§ Brief: Transcribe each line exactly.

Items from a dataset
________

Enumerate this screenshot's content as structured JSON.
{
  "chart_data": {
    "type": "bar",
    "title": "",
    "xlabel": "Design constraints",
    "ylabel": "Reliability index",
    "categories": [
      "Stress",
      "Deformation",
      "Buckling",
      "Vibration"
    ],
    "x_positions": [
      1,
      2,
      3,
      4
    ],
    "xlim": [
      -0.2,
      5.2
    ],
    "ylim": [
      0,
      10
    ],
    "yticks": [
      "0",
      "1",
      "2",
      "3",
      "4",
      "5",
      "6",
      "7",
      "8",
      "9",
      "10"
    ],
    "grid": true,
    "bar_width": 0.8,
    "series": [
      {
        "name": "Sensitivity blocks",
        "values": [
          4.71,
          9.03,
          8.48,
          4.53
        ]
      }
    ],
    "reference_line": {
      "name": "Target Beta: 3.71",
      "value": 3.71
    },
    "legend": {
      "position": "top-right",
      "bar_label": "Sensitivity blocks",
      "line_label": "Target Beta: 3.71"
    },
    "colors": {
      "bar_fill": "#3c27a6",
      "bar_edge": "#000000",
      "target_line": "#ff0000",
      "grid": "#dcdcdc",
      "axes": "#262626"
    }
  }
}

________

§ Full answer:
Enumerate this screenshot's content as structured JSON.
{
  "chart_data": {
    "type": "bar",
    "title": "",
    "xlabel": "Design constraints",
    "ylabel": "Reliability index",
    "categories": [
      "Stress",
      "Deformation",
      "Buckling",
      "Vibration"
    ],
    "x_positions": [
      1,
      2,
      3,
      4
    ],
    "xlim": [
      -0.2,
      5.2
    ],
    "ylim": [
      0,
      10
    ],
    "yticks": [
      "0",
      "1",
      "2",
      "3",
      "4",
      "5",
      "6",
      "7",
      "8",
      "9",
      "10"
    ],
    "grid": true,
    "bar_width": 0.8,
    "series": [
      {
        "name": "Sensitivity blocks",
        "values": [
          4.71,
          9.03,
          8.48,
          4.53
        ]
      }
    ],
    "reference_line": {
      "name": "Target Beta: 3.71",
      "value": 3.71
    },
    "legend": {
      "position": "top-right",
      "bar_label": "Sensitivity blocks",
      "line_label": "Target Beta: 3.71"
    },
    "colors": {
      "bar_fill": "#3c27a6",
      "bar_edge": "#000000",
      "target_line": "#ff0000",
      "grid": "#dcdcdc",
      "axes": "#262626"
    }
  }
}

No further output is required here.